A block of data:
"""

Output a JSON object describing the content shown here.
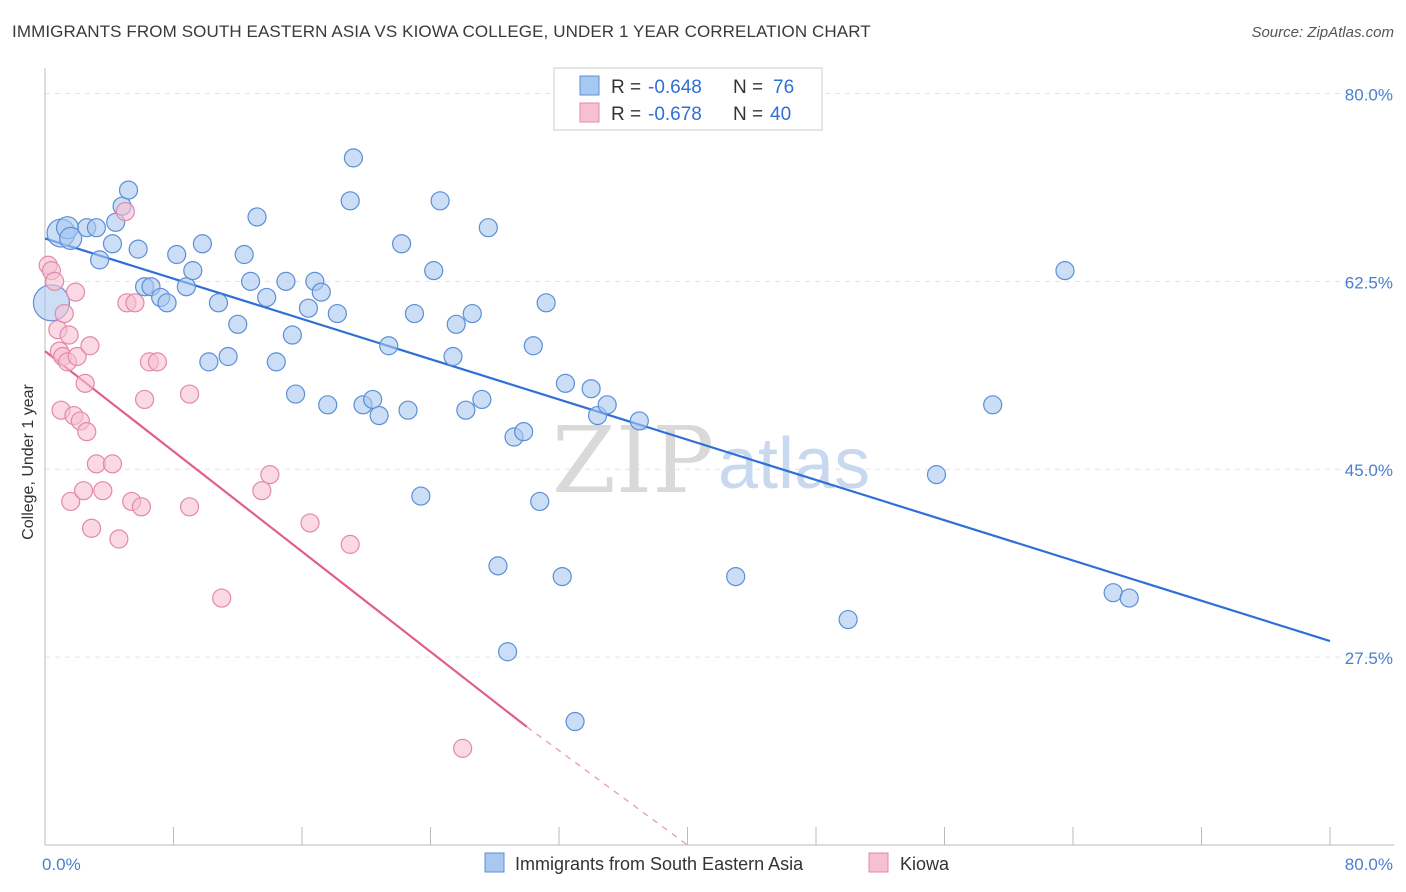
{
  "title": "IMMIGRANTS FROM SOUTH EASTERN ASIA VS KIOWA COLLEGE, UNDER 1 YEAR CORRELATION CHART",
  "source": "Source: ZipAtlas.com",
  "watermark": {
    "zip": "ZIP",
    "atlas": "atlas"
  },
  "legend": {
    "rows": [
      {
        "r_label": "R =",
        "r_value": "-0.648",
        "n_label": "N =",
        "n_value": "76",
        "color": "#a9c8f0",
        "stroke": "#5b8fd6"
      },
      {
        "r_label": "R =",
        "r_value": "-0.678",
        "n_label": "N =",
        "n_value": "40",
        "color": "#f7c0d2",
        "stroke": "#e389a8"
      }
    ]
  },
  "chart_data": {
    "type": "scatter",
    "title": "IMMIGRANTS FROM SOUTH EASTERN ASIA VS KIOWA COLLEGE, UNDER 1 YEAR CORRELATION CHART",
    "xlabel": "",
    "ylabel": "College, Under 1 year",
    "xlim": [
      0,
      80
    ],
    "ylim": [
      10,
      82
    ],
    "x_tick_labels": [
      "0.0%",
      "80.0%"
    ],
    "y_ticks": [
      27.5,
      45.0,
      62.5,
      80.0
    ],
    "y_tick_labels": [
      "27.5%",
      "45.0%",
      "62.5%",
      "80.0%"
    ],
    "grid": true,
    "legend_position": "top-center",
    "series": [
      {
        "name": "Immigrants from South Eastern Asia",
        "color": "#a9c8f0",
        "stroke": "#5b8fd6",
        "trend": {
          "x": [
            0,
            80
          ],
          "y": [
            66.5,
            29.0
          ]
        },
        "points": [
          [
            0.4,
            60.5
          ],
          [
            1.0,
            67.0
          ],
          [
            1.4,
            67.5
          ],
          [
            1.6,
            66.5
          ],
          [
            2.6,
            67.5
          ],
          [
            3.2,
            67.5
          ],
          [
            3.4,
            64.5
          ],
          [
            4.2,
            66.0
          ],
          [
            4.4,
            68.0
          ],
          [
            4.8,
            69.5
          ],
          [
            5.2,
            71.0
          ],
          [
            5.8,
            65.5
          ],
          [
            6.2,
            62.0
          ],
          [
            6.6,
            62.0
          ],
          [
            7.2,
            61.0
          ],
          [
            7.6,
            60.5
          ],
          [
            8.2,
            65.0
          ],
          [
            8.8,
            62.0
          ],
          [
            9.2,
            63.5
          ],
          [
            9.8,
            66.0
          ],
          [
            10.2,
            55.0
          ],
          [
            10.8,
            60.5
          ],
          [
            11.4,
            55.5
          ],
          [
            12.0,
            58.5
          ],
          [
            12.4,
            65.0
          ],
          [
            12.8,
            62.5
          ],
          [
            13.2,
            68.5
          ],
          [
            13.8,
            61.0
          ],
          [
            14.4,
            55.0
          ],
          [
            15.0,
            62.5
          ],
          [
            15.4,
            57.5
          ],
          [
            15.6,
            52.0
          ],
          [
            16.4,
            60.0
          ],
          [
            16.8,
            62.5
          ],
          [
            17.2,
            61.5
          ],
          [
            17.6,
            51.0
          ],
          [
            18.2,
            59.5
          ],
          [
            19.0,
            70.0
          ],
          [
            19.2,
            74.0
          ],
          [
            19.8,
            51.0
          ],
          [
            20.4,
            51.5
          ],
          [
            20.8,
            50.0
          ],
          [
            21.4,
            56.5
          ],
          [
            22.2,
            66.0
          ],
          [
            22.6,
            50.5
          ],
          [
            23.0,
            59.5
          ],
          [
            23.4,
            42.5
          ],
          [
            24.2,
            63.5
          ],
          [
            24.6,
            70.0
          ],
          [
            25.4,
            55.5
          ],
          [
            25.6,
            58.5
          ],
          [
            26.2,
            50.5
          ],
          [
            26.6,
            59.5
          ],
          [
            27.2,
            51.5
          ],
          [
            27.6,
            67.5
          ],
          [
            28.2,
            36.0
          ],
          [
            28.8,
            28.0
          ],
          [
            29.2,
            48.0
          ],
          [
            29.8,
            48.5
          ],
          [
            30.4,
            56.5
          ],
          [
            30.8,
            42.0
          ],
          [
            31.2,
            60.5
          ],
          [
            32.2,
            35.0
          ],
          [
            32.4,
            53.0
          ],
          [
            33.0,
            21.5
          ],
          [
            34.0,
            52.5
          ],
          [
            34.4,
            50.0
          ],
          [
            35.0,
            51.0
          ],
          [
            37.0,
            49.5
          ],
          [
            43.0,
            35.0
          ],
          [
            50.0,
            31.0
          ],
          [
            55.5,
            44.5
          ],
          [
            59.0,
            51.0
          ],
          [
            63.5,
            63.5
          ],
          [
            66.5,
            33.5
          ],
          [
            67.5,
            33.0
          ]
        ],
        "sizes": [
          18,
          14,
          11,
          11,
          9,
          9,
          9,
          9,
          9,
          9,
          9,
          9,
          9,
          9,
          9,
          9,
          9,
          9,
          9,
          9,
          9,
          9,
          9,
          9,
          9,
          9,
          9,
          9,
          9,
          9,
          9,
          9,
          9,
          9,
          9,
          9,
          9,
          9,
          9,
          9,
          9,
          9,
          9,
          9,
          9,
          9,
          9,
          9,
          9,
          9,
          9,
          9,
          9,
          9,
          9,
          9,
          9,
          9,
          9,
          9,
          9,
          9,
          9,
          9,
          9,
          9,
          9,
          9,
          9,
          9,
          9,
          9,
          9,
          9,
          9,
          9
        ]
      },
      {
        "name": "Kiowa",
        "color": "#f7c0d2",
        "stroke": "#e389a8",
        "trend": {
          "x": [
            0,
            30
          ],
          "y": [
            56.0,
            21.0
          ],
          "dashed_to": {
            "x": 40,
            "y": 9.5
          }
        },
        "points": [
          [
            0.2,
            64.0
          ],
          [
            0.4,
            63.5
          ],
          [
            0.6,
            62.5
          ],
          [
            0.8,
            58.0
          ],
          [
            0.9,
            56.0
          ],
          [
            1.0,
            50.5
          ],
          [
            1.1,
            55.5
          ],
          [
            1.2,
            59.5
          ],
          [
            1.4,
            55.0
          ],
          [
            1.5,
            57.5
          ],
          [
            1.6,
            42.0
          ],
          [
            1.8,
            50.0
          ],
          [
            1.9,
            61.5
          ],
          [
            2.0,
            55.5
          ],
          [
            2.2,
            49.5
          ],
          [
            2.4,
            43.0
          ],
          [
            2.5,
            53.0
          ],
          [
            2.6,
            48.5
          ],
          [
            2.8,
            56.5
          ],
          [
            2.9,
            39.5
          ],
          [
            3.2,
            45.5
          ],
          [
            3.6,
            43.0
          ],
          [
            4.2,
            45.5
          ],
          [
            4.6,
            38.5
          ],
          [
            5.0,
            69.0
          ],
          [
            5.1,
            60.5
          ],
          [
            5.6,
            60.5
          ],
          [
            5.4,
            42.0
          ],
          [
            6.0,
            41.5
          ],
          [
            6.2,
            51.5
          ],
          [
            6.5,
            55.0
          ],
          [
            7.0,
            55.0
          ],
          [
            9.0,
            52.0
          ],
          [
            9.0,
            41.5
          ],
          [
            11.0,
            33.0
          ],
          [
            13.5,
            43.0
          ],
          [
            14.0,
            44.5
          ],
          [
            16.5,
            40.0
          ],
          [
            19.0,
            38.0
          ],
          [
            26.0,
            19.0
          ]
        ],
        "sizes": [
          9,
          9,
          9,
          9,
          9,
          9,
          9,
          9,
          9,
          9,
          9,
          9,
          9,
          9,
          9,
          9,
          9,
          9,
          9,
          9,
          9,
          9,
          9,
          9,
          9,
          9,
          9,
          9,
          9,
          9,
          9,
          9,
          9,
          9,
          9,
          9,
          9,
          9,
          9,
          9
        ]
      }
    ]
  }
}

"""

#### What you are asked to do:
Identify all lines where the word "name" shows up. Copy them.

#### Full answer:
        "name": "Immigrants from South Eastern Asia",
        "name": "Kiowa",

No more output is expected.